Exercise details: Search the data for the string "page" and gather each line it is in.

Entries shown:
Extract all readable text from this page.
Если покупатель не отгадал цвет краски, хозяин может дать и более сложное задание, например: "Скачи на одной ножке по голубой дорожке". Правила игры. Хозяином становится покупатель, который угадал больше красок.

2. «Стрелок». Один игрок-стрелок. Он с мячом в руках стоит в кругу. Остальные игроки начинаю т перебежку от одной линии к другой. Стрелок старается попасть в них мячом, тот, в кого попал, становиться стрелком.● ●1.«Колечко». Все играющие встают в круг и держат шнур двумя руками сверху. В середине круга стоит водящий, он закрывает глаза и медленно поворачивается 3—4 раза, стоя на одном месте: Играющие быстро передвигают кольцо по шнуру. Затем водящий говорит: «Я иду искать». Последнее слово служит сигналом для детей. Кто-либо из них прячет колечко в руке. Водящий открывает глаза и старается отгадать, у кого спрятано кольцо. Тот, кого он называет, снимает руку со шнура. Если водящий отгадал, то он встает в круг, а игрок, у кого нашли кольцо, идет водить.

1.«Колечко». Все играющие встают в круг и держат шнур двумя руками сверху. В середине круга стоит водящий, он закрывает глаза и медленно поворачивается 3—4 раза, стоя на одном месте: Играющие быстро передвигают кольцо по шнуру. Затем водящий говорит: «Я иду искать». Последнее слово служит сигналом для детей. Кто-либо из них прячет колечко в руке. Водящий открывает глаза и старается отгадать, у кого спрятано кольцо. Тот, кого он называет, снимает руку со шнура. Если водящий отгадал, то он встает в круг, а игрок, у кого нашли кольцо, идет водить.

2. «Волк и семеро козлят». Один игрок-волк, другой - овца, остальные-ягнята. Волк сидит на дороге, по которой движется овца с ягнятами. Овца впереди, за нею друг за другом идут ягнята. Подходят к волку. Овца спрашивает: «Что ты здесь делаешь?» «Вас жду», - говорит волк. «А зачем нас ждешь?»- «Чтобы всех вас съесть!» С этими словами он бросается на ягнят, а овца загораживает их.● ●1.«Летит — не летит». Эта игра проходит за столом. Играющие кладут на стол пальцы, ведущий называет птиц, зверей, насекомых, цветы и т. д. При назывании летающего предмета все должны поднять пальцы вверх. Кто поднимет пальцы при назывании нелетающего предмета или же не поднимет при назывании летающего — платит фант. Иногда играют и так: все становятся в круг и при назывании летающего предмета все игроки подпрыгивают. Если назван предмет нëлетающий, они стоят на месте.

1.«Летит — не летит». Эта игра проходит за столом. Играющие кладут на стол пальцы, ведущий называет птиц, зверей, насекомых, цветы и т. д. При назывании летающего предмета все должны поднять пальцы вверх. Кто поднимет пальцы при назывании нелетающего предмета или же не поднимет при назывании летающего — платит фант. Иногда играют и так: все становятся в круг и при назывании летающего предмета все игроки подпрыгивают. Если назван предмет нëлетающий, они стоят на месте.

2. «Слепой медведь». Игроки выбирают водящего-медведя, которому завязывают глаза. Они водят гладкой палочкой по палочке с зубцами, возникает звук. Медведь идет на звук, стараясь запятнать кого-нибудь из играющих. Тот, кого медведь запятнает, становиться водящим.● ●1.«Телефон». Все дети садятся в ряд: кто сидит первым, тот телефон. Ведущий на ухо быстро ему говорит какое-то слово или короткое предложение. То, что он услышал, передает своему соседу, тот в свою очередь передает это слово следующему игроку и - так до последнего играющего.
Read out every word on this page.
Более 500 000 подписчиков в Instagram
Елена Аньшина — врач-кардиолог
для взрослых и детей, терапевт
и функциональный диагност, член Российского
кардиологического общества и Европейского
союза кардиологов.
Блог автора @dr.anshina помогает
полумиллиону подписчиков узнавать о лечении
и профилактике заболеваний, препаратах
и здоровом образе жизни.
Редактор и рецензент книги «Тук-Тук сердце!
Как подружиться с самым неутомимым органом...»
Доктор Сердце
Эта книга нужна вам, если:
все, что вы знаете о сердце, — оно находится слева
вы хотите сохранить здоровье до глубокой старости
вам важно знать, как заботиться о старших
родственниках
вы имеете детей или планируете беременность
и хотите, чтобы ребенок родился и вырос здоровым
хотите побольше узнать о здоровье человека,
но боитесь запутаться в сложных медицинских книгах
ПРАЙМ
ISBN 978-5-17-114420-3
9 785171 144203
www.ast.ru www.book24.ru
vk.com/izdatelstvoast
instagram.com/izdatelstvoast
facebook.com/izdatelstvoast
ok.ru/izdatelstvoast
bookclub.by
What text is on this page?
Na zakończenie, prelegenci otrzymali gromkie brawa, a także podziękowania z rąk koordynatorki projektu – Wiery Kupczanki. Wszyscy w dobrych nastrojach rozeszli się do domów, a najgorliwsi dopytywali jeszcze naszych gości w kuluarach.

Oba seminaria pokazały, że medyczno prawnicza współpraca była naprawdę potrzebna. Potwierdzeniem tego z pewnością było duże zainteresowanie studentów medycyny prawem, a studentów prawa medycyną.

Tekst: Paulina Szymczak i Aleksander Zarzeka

Problem solution:
Extract all readable text from this page.
Read out every word on this page.
What text is on this page?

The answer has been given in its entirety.